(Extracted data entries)

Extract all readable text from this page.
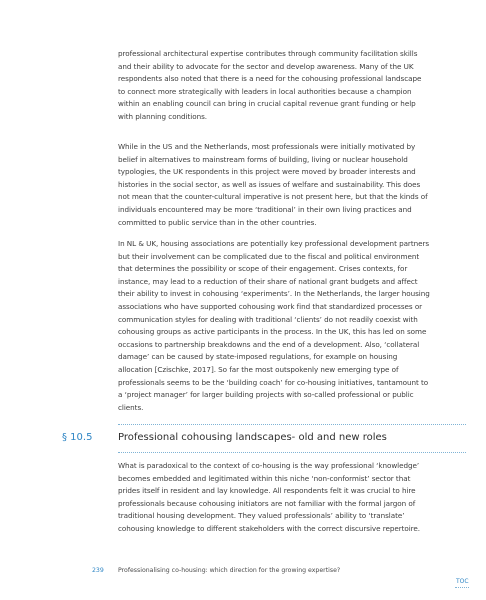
professional architectural expertise contributes through community facilitation skills and their ability to advocate for the sector and develop awareness. Many of the UK respondents also noted that there is a need for the cohousing professional landscape to connect more strategically with leaders in local authorities because a champion within an enabling council can bring in crucial capital revenue grant funding or help with planning conditions.

While in the US and the Netherlands, most professionals were initially motivated by belief in alternatives to mainstream forms of building, living or nuclear household typologies, the UK respondents in this project were moved by broader interests and histories in the social sector, as well as issues of welfare and sustainability. This does not mean that the counter-cultural imperative is not present here, but that the kinds of individuals encountered may be more ‘traditional’ in their own living practices and committed to public service than in the other countries.

In NL & UK, housing associations are potentially key professional development partners but their involvement can be complicated due to the fiscal and political environment that determines the possibility or scope of their engagement. Crises contexts, for instance, may lead to a reduction of their share of national grant budgets and affect their ability to invest in cohousing ‘experiments’. In the Netherlands, the larger housing associations who have supported cohousing work find that standardized processes or communication styles for dealing with traditional ‘clients’ do not readily coexist with cohousing groups as active participants in the process. In the UK, this has led on some occasions to partnership breakdowns and the end of a development. Also, ‘collateral damage’ can be caused by state-imposed regulations, for example on housing allocation [Czischke, 2017]. So far the most outspokenly new emerging type of professionals seems to be the ‘building coach’ for co-housing initiatives, tantamount to a ‘project manager’ for larger building projects with so-called professional or public clients.

§ 10.5	Professional cohousing landscapes- old and new roles

What is paradoxical to the context of co-housing is the way professional ‘knowledge’ becomes embedded and legitimated within this niche ‘non-conformist’ sector that prides itself in resident and lay knowledge. All respondents felt it was crucial to hire professionals because cohousing initiators are not familiar with the formal jargon of traditional housing development. They valued professionals’ ability to ‘translate’ cohousing knowledge to different stakeholders with the correct discursive repertoire.

239 Professionalising co-housing: which direction for the growing expertise?
TOC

What to do =
Count the lines of the data that include the string "within", and give only that number.

Task output =
2